------ The data ------
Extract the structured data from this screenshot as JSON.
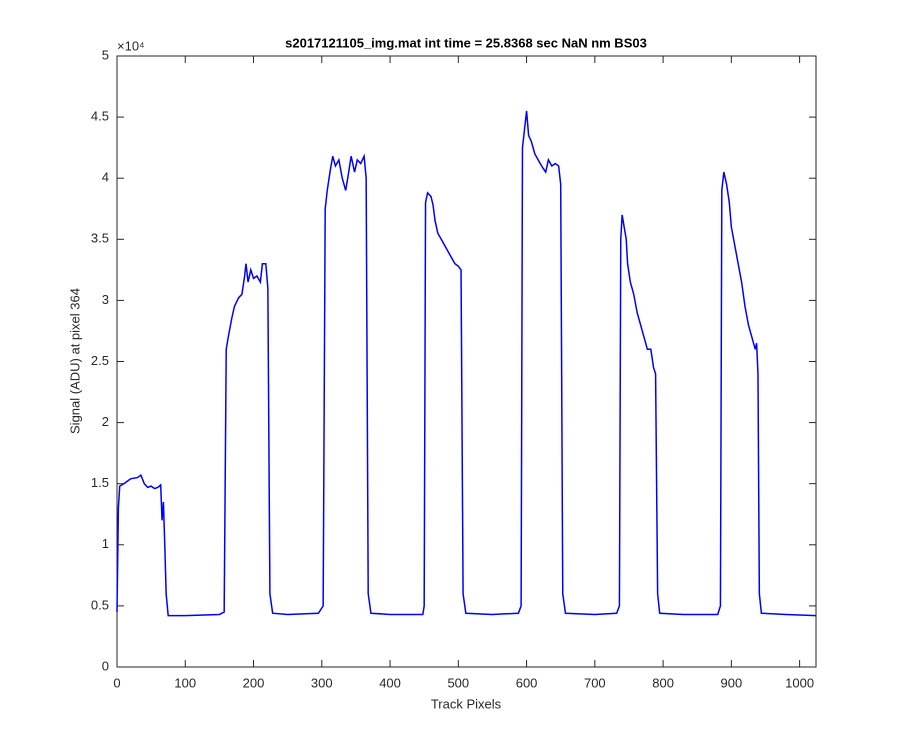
{
  "chart_data": {
    "type": "line",
    "title": "s2017121105_img.mat int time = 25.8368 sec  NaN nm BS03",
    "x_label": "Track Pixels",
    "y_label": "Signal (ADU) at pixel 364",
    "y_exponent_label": "×10⁴",
    "color": "#0000ff",
    "x": [
      0,
      2,
      4,
      10,
      20,
      30,
      35,
      40,
      45,
      50,
      55,
      60,
      64,
      66,
      68,
      70,
      72,
      75,
      100,
      150,
      157,
      160,
      163,
      168,
      172,
      178,
      183,
      187,
      189,
      192,
      196,
      200,
      205,
      210,
      213,
      218,
      221,
      224,
      228,
      250,
      295,
      302,
      305,
      308,
      312,
      316,
      320,
      325,
      330,
      335,
      338,
      343,
      348,
      352,
      357,
      362,
      365,
      368,
      372,
      400,
      448,
      450,
      452,
      455,
      460,
      463,
      466,
      470,
      475,
      480,
      485,
      490,
      495,
      500,
      504,
      507,
      511,
      550,
      588,
      592,
      594,
      597,
      600,
      603,
      607,
      612,
      617,
      622,
      628,
      632,
      637,
      642,
      647,
      650,
      653,
      657,
      700,
      732,
      736,
      738,
      740,
      743,
      746,
      748,
      752,
      757,
      762,
      767,
      772,
      777,
      782,
      786,
      789,
      792,
      795,
      830,
      880,
      884,
      886,
      889,
      893,
      897,
      900,
      905,
      910,
      915,
      920,
      925,
      930,
      935,
      937,
      939,
      941,
      944,
      980,
      1024
    ],
    "values": [
      0.45,
      1.3,
      1.48,
      1.5,
      1.54,
      1.55,
      1.57,
      1.5,
      1.47,
      1.48,
      1.46,
      1.47,
      1.49,
      1.2,
      1.35,
      1.0,
      0.6,
      0.42,
      0.42,
      0.43,
      0.45,
      2.6,
      2.7,
      2.85,
      2.95,
      3.02,
      3.05,
      3.2,
      3.3,
      3.15,
      3.25,
      3.18,
      3.2,
      3.15,
      3.3,
      3.3,
      3.1,
      0.6,
      0.44,
      0.43,
      0.44,
      0.5,
      3.75,
      3.9,
      4.05,
      4.18,
      4.1,
      4.15,
      4.0,
      3.9,
      4.0,
      4.18,
      4.05,
      4.15,
      4.12,
      4.18,
      4.0,
      0.6,
      0.44,
      0.43,
      0.43,
      0.5,
      3.8,
      3.88,
      3.85,
      3.78,
      3.65,
      3.55,
      3.5,
      3.45,
      3.4,
      3.35,
      3.3,
      3.28,
      3.25,
      0.6,
      0.44,
      0.43,
      0.44,
      0.5,
      4.25,
      4.4,
      4.55,
      4.35,
      4.3,
      4.2,
      4.15,
      4.1,
      4.05,
      4.15,
      4.1,
      4.12,
      4.1,
      3.95,
      0.6,
      0.44,
      0.43,
      0.44,
      0.5,
      3.5,
      3.7,
      3.6,
      3.5,
      3.3,
      3.15,
      3.05,
      2.9,
      2.8,
      2.7,
      2.6,
      2.6,
      2.45,
      2.4,
      0.6,
      0.44,
      0.43,
      0.43,
      0.5,
      3.9,
      4.05,
      3.95,
      3.8,
      3.6,
      3.45,
      3.3,
      3.15,
      2.95,
      2.8,
      2.7,
      2.6,
      2.65,
      2.4,
      0.6,
      0.44,
      0.43,
      0.42
    ],
    "xlim": [
      0,
      1024
    ],
    "xticks": [
      0,
      100,
      200,
      300,
      400,
      500,
      600,
      700,
      800,
      900,
      1000
    ],
    "ylim": [
      0,
      5
    ],
    "yticks": [
      0,
      0.5,
      1,
      1.5,
      2,
      2.5,
      3,
      3.5,
      4,
      4.5,
      5
    ],
    "grid": false
  }
}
------
Task details: From the material above, reproduce everything verbatim except the pictures.

Task output:
Extract the structured data from this screenshot as JSON.
{
  "chart_data": {
    "type": "line",
    "title": "s2017121105_img.mat int time = 25.8368 sec  NaN nm BS03",
    "x_label": "Track Pixels",
    "y_label": "Signal (ADU) at pixel 364",
    "y_exponent_label": "×10⁴",
    "color": "#0000ff",
    "x": [
      0,
      2,
      4,
      10,
      20,
      30,
      35,
      40,
      45,
      50,
      55,
      60,
      64,
      66,
      68,
      70,
      72,
      75,
      100,
      150,
      157,
      160,
      163,
      168,
      172,
      178,
      183,
      187,
      189,
      192,
      196,
      200,
      205,
      210,
      213,
      218,
      221,
      224,
      228,
      250,
      295,
      302,
      305,
      308,
      312,
      316,
      320,
      325,
      330,
      335,
      338,
      343,
      348,
      352,
      357,
      362,
      365,
      368,
      372,
      400,
      448,
      450,
      452,
      455,
      460,
      463,
      466,
      470,
      475,
      480,
      485,
      490,
      495,
      500,
      504,
      507,
      511,
      550,
      588,
      592,
      594,
      597,
      600,
      603,
      607,
      612,
      617,
      622,
      628,
      632,
      637,
      642,
      647,
      650,
      653,
      657,
      700,
      732,
      736,
      738,
      740,
      743,
      746,
      748,
      752,
      757,
      762,
      767,
      772,
      777,
      782,
      786,
      789,
      792,
      795,
      830,
      880,
      884,
      886,
      889,
      893,
      897,
      900,
      905,
      910,
      915,
      920,
      925,
      930,
      935,
      937,
      939,
      941,
      944,
      980,
      1024
    ],
    "values": [
      0.45,
      1.3,
      1.48,
      1.5,
      1.54,
      1.55,
      1.57,
      1.5,
      1.47,
      1.48,
      1.46,
      1.47,
      1.49,
      1.2,
      1.35,
      1.0,
      0.6,
      0.42,
      0.42,
      0.43,
      0.45,
      2.6,
      2.7,
      2.85,
      2.95,
      3.02,
      3.05,
      3.2,
      3.3,
      3.15,
      3.25,
      3.18,
      3.2,
      3.15,
      3.3,
      3.3,
      3.1,
      0.6,
      0.44,
      0.43,
      0.44,
      0.5,
      3.75,
      3.9,
      4.05,
      4.18,
      4.1,
      4.15,
      4.0,
      3.9,
      4.0,
      4.18,
      4.05,
      4.15,
      4.12,
      4.18,
      4.0,
      0.6,
      0.44,
      0.43,
      0.43,
      0.5,
      3.8,
      3.88,
      3.85,
      3.78,
      3.65,
      3.55,
      3.5,
      3.45,
      3.4,
      3.35,
      3.3,
      3.28,
      3.25,
      0.6,
      0.44,
      0.43,
      0.44,
      0.5,
      4.25,
      4.4,
      4.55,
      4.35,
      4.3,
      4.2,
      4.15,
      4.1,
      4.05,
      4.15,
      4.1,
      4.12,
      4.1,
      3.95,
      0.6,
      0.44,
      0.43,
      0.44,
      0.5,
      3.5,
      3.7,
      3.6,
      3.5,
      3.3,
      3.15,
      3.05,
      2.9,
      2.8,
      2.7,
      2.6,
      2.6,
      2.45,
      2.4,
      0.6,
      0.44,
      0.43,
      0.43,
      0.5,
      3.9,
      4.05,
      3.95,
      3.8,
      3.6,
      3.45,
      3.3,
      3.15,
      2.95,
      2.8,
      2.7,
      2.6,
      2.65,
      2.4,
      0.6,
      0.44,
      0.43,
      0.42
    ],
    "xlim": [
      0,
      1024
    ],
    "xticks": [
      0,
      100,
      200,
      300,
      400,
      500,
      600,
      700,
      800,
      900,
      1000
    ],
    "ylim": [
      0,
      5
    ],
    "yticks": [
      0,
      0.5,
      1,
      1.5,
      2,
      2.5,
      3,
      3.5,
      4,
      4.5,
      5
    ],
    "grid": false
  }
}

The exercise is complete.